--- START Selected text ---

Benton County


Christopher K. Wyly, a prominent and highly respected pioneer citizen of Camden, Tenn., was born in Sequatchie Valley, Tenn., February 2, 1807, and is a son of Harris K. and Arty (Taylor) Wyly, natives respectively of the Old Dominion State and Tennessee. The father came to Tennessee when a young man in the year 1790, and located at Jonesboro, Tenn., where he married. He followed mercantile pursuits in Georgia a few years and spent twenty years or more in agricultural pursuits in Alabama. He died in East Tennessee about 1835. Our subject passed his youthful days in Alabama in securing a limited education in the primitive log schoolhouse of those early days. At the age of nineteen be came to Tennessee and located on the Tennessee River at Old Reynoldsburg, where he began life as a clerk in a mercantile establishment. In 1838 he came to Camden and engaged in the mercantile business for himself, and has devoted his entire life to that business ever since. Mr. Wyly has been one of the few very successful business men of Benton County. He started in life with but little if any capital, but by indomitable industry has succeeded in accumulating a handsome competency, notwithstanding the fact that he lost over $100,000 during the late war. Before the war Mr. Wyly was an old line Henry Clay Whig, and he was strongly opposed to the Rebellion, but after the State was voted out and the Union virtually dissolved, his sympathy and means were extended to the people of the South. In 1839 he married Lemira C. Pavatt, a sister of old Chancellor Stephen C. Pavatt. She died in March, 1876, and left these children: Harris K.; Carrie C., wife of J. S. Bartlett of Texas, and Eva G. Mr. Wyly is not a member of any fraternal or sectarian institution, but is a believer in the Christian religion. He is one of the county's most reliable and successful citizens.

--- END Selected text ---

- [Instructions]:
A) Using the sketch of Christopher K. Wyly, mark each statement yes or no and quote the words that decide it. (i) Wyly's father came to Tennessee in 1790 and settled at Jonesboro. (ii) Wyly started his own mercantile business in Camden in 1839. (iii) Wyly belonged to a fraternal order.
B) Pick up the sketch of Christopher K. Wyly after its last sentence and write the next part.

--- START Excerpted data ---

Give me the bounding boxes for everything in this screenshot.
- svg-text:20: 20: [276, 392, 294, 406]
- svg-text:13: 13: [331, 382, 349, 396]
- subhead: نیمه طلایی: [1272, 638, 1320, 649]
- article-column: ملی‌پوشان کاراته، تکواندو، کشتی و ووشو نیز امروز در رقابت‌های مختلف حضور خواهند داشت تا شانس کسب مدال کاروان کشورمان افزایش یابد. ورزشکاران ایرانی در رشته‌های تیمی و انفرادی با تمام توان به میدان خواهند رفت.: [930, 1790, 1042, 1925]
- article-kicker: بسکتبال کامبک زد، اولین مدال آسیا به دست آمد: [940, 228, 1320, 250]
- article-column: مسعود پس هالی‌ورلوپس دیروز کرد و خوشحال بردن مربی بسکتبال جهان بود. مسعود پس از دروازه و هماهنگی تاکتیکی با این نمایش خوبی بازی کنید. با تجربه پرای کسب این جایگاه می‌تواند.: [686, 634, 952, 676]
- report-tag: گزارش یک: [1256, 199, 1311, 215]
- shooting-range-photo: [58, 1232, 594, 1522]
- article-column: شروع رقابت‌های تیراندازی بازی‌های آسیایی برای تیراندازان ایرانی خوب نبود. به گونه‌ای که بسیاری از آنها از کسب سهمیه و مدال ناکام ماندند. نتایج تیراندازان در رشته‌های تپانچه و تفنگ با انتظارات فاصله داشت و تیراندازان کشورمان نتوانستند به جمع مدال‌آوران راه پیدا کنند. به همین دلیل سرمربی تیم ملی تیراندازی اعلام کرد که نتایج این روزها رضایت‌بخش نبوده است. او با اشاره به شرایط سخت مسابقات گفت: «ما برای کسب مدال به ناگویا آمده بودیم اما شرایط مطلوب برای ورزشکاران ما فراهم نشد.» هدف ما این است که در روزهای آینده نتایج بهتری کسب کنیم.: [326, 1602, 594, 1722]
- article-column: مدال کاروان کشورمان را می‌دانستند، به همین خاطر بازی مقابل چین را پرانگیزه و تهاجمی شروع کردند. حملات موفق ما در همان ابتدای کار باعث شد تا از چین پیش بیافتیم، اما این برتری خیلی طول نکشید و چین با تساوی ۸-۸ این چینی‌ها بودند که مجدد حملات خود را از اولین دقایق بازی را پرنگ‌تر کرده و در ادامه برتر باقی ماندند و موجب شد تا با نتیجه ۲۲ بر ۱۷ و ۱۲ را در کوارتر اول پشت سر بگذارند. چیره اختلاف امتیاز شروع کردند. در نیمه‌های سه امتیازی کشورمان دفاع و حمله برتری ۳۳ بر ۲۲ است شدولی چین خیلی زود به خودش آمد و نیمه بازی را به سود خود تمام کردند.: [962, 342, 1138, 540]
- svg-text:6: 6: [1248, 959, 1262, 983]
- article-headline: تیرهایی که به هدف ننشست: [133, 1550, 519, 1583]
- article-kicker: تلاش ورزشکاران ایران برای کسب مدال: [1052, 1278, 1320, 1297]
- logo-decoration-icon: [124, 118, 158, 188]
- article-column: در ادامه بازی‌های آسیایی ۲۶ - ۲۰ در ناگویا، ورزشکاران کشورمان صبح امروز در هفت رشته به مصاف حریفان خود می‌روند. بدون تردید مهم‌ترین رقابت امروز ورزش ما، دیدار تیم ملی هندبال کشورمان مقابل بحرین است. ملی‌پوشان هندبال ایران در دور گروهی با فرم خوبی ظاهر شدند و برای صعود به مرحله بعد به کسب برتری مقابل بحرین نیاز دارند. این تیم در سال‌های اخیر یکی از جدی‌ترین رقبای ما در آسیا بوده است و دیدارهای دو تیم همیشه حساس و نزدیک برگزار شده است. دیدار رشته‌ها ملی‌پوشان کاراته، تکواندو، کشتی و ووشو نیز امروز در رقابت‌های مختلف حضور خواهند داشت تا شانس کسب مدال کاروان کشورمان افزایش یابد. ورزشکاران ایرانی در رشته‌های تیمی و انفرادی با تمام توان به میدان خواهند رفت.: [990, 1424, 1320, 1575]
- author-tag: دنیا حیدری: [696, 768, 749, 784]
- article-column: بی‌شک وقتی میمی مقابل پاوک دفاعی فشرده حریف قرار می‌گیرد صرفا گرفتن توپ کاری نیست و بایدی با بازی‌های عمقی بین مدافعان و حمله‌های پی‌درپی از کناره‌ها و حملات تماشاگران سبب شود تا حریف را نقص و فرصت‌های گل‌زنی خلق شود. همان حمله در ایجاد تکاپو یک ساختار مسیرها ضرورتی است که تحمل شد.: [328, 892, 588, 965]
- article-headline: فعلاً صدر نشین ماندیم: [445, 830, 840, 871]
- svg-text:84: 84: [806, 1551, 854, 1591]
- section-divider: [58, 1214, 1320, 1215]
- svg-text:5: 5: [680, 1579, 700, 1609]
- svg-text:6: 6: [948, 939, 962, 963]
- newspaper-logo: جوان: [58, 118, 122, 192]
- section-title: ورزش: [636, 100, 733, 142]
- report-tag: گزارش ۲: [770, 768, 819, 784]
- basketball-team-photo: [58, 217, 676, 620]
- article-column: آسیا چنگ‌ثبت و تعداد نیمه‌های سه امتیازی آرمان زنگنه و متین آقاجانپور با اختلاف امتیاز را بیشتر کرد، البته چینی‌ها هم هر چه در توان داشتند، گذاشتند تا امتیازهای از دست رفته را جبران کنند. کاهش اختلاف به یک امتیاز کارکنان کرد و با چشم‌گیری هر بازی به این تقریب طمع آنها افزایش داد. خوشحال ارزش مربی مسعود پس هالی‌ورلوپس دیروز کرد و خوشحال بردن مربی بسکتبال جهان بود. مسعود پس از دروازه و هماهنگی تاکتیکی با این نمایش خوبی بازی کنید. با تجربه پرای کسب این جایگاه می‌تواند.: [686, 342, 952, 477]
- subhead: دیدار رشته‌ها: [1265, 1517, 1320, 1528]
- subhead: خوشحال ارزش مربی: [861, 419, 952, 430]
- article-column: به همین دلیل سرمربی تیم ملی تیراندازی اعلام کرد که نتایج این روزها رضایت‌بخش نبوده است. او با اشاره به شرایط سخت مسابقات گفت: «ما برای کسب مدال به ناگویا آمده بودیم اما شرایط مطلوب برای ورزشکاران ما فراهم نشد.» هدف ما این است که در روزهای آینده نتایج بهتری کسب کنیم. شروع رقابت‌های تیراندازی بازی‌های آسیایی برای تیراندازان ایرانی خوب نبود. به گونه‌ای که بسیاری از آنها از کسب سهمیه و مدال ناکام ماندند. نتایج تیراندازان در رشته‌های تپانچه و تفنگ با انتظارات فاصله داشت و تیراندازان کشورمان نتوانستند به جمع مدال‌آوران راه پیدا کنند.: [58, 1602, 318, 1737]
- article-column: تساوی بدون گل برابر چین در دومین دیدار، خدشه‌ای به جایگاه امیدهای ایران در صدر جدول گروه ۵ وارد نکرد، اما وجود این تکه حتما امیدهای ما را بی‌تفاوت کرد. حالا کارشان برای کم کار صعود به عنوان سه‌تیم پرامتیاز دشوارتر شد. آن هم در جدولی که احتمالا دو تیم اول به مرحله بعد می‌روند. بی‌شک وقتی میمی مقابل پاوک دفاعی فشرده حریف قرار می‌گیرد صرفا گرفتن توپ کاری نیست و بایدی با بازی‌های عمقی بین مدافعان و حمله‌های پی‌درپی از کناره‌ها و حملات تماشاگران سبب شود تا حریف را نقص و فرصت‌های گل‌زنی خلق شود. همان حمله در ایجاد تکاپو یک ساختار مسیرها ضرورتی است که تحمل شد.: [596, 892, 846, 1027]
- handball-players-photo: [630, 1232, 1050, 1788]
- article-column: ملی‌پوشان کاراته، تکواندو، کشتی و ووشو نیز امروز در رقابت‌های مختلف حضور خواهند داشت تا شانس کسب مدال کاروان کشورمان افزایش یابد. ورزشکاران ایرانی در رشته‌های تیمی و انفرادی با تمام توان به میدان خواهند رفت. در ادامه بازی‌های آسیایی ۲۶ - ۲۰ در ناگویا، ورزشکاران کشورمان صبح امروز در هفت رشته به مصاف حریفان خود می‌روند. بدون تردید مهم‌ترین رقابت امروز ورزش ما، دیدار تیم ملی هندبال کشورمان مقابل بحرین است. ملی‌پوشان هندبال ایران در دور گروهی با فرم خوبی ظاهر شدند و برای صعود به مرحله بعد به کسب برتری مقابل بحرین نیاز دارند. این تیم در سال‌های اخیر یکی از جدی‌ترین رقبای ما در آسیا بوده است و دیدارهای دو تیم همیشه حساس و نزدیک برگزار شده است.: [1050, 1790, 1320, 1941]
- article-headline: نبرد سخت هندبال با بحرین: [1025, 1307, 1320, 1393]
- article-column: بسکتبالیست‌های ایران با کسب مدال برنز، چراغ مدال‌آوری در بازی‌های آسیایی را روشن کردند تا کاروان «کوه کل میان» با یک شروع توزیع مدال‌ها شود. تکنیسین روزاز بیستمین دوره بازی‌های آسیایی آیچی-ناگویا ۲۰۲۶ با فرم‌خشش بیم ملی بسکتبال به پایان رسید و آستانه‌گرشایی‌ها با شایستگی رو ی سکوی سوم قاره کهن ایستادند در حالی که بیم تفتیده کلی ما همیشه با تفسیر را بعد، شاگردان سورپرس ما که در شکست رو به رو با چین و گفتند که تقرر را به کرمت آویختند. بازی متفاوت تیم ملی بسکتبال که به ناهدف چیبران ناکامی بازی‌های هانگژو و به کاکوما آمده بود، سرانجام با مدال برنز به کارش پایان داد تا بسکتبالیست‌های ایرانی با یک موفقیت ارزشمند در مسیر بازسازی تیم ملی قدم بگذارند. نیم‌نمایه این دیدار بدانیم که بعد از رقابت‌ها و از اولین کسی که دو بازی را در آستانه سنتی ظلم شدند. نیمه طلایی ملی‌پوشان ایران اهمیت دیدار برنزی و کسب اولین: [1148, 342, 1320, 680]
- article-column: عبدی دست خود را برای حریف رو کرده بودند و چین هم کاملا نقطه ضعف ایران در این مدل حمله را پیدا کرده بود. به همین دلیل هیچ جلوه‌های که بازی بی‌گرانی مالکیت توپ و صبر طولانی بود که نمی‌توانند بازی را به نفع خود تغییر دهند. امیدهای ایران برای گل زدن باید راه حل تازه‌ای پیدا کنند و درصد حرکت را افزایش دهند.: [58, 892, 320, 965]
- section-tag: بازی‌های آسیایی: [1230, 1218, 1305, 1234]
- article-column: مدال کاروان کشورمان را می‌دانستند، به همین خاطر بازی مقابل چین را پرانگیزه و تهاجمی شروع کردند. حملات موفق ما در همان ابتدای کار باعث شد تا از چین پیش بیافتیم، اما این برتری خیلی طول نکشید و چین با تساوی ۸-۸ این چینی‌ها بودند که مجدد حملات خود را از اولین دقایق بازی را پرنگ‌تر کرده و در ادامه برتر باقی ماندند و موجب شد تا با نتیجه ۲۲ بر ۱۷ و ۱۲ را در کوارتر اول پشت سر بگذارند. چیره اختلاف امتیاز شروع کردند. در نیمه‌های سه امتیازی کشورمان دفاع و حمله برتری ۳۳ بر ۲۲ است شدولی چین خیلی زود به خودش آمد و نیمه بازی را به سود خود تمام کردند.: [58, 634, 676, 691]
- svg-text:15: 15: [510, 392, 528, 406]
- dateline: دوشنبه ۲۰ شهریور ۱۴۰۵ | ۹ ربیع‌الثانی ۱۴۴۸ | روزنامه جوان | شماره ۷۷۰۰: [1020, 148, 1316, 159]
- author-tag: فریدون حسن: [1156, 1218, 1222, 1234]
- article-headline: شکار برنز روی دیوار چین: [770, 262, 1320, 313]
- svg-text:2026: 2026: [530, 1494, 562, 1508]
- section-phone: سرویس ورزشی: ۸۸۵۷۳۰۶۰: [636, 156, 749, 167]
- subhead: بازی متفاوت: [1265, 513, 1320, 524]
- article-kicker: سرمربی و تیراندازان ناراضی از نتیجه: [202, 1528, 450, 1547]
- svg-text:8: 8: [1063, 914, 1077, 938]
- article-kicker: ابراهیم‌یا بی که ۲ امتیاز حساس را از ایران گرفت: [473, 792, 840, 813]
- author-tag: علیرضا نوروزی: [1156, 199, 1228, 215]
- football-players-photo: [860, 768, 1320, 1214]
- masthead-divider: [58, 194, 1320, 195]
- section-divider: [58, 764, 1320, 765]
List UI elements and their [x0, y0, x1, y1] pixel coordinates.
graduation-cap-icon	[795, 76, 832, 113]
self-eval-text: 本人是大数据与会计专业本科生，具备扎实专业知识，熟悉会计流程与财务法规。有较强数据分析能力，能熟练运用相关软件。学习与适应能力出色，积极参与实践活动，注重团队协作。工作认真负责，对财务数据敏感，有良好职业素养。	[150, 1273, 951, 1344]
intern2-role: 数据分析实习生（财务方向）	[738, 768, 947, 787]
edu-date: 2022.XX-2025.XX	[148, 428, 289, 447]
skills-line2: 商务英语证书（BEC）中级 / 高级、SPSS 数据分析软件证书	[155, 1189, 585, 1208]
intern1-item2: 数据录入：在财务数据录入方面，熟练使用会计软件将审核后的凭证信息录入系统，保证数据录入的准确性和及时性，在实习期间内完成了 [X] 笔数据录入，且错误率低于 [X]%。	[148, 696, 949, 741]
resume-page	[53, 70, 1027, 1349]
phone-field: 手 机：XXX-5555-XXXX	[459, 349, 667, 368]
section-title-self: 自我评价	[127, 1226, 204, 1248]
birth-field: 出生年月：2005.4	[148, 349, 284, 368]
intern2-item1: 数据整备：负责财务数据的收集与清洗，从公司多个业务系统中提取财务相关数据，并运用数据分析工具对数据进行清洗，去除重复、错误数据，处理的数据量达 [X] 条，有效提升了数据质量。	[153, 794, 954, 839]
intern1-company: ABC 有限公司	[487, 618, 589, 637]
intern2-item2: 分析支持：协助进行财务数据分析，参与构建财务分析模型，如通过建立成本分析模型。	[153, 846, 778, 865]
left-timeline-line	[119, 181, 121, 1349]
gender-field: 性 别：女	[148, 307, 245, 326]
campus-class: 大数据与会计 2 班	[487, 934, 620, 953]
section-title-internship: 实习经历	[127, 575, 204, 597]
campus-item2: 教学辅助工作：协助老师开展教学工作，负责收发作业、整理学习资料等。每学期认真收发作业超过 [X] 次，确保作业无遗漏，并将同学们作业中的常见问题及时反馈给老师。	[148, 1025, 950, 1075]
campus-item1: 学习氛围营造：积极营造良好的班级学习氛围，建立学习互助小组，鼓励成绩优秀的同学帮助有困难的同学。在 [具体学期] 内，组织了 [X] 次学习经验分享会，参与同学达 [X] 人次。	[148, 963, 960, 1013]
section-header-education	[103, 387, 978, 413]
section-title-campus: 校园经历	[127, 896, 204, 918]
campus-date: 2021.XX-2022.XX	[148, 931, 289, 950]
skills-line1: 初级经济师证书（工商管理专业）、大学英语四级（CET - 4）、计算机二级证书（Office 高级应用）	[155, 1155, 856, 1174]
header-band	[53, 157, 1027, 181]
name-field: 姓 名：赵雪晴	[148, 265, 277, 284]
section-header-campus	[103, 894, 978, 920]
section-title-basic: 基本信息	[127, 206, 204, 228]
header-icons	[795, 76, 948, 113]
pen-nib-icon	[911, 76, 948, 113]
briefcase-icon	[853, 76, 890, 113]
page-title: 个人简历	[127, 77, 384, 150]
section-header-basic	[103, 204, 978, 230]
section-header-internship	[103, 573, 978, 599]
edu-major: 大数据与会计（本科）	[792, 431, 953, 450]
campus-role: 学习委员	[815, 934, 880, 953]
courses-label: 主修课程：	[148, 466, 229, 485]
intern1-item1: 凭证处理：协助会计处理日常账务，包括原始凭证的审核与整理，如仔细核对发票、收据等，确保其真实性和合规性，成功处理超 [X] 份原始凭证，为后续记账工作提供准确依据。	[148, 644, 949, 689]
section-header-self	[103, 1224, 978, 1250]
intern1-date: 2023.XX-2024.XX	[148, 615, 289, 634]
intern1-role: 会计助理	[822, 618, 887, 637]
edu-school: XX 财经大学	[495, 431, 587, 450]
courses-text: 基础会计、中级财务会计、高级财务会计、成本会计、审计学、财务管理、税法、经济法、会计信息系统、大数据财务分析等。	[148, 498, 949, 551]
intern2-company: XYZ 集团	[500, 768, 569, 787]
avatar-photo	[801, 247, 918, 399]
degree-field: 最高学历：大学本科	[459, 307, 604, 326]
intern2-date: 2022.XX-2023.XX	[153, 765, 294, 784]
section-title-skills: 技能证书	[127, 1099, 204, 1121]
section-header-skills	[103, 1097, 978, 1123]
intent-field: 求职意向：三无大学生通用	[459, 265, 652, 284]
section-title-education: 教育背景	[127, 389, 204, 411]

--- END Excerpted data ---

- [Answers given]:
A)
(i) Yes: "The father came to Tennessee when a young man in the year 1790, and located at Jonesboro, Tenn., where he married."
(ii) No: "In 1838 he came to Camden and engaged in the mercantile business for himself"
(iii) No: "Mr. Wyly is not a member of any fraternal or sectarian institution"

B)
Christopher K. Wyly (1807-1891) was the most successful nineteenth century merchant in the county. Born in East Tennessee and reared in Alabama, he moved to Reynoldsburg in 1826 where his older brother, Major Thomas K. Wyly, had a thriving mercantile business. In 1838 he moved to Camden where he established a general goods store on the public square in partnership with another brother, James Wyly. In time he bought out his brother's interest in the business. He also had several farms in the county which were worked by slaves, and he accumulated a considerable fortune by the time of the Civil War, during which he lost heavily. C. K. Wyly was one of the county's outstanding citizens and pioneers.
Excerpt from "Tennessee County History Series" by Jonathan K.T. Smith

Brother -- James Wyly

James Wyly (1799-1857) was a prosperous farmer and ferry owner who lived in the Chalk Level community. He represented Humphreys County in the state House of Representatives in 1837-1839 and Benton County in 1843 and 1847-1849. He was a firm supporter of Andrew Jackson and a leading citizen of the county for many years. The Wyly family owned more land than any other family has ever owned in the county, some 30,000 acres before 1860.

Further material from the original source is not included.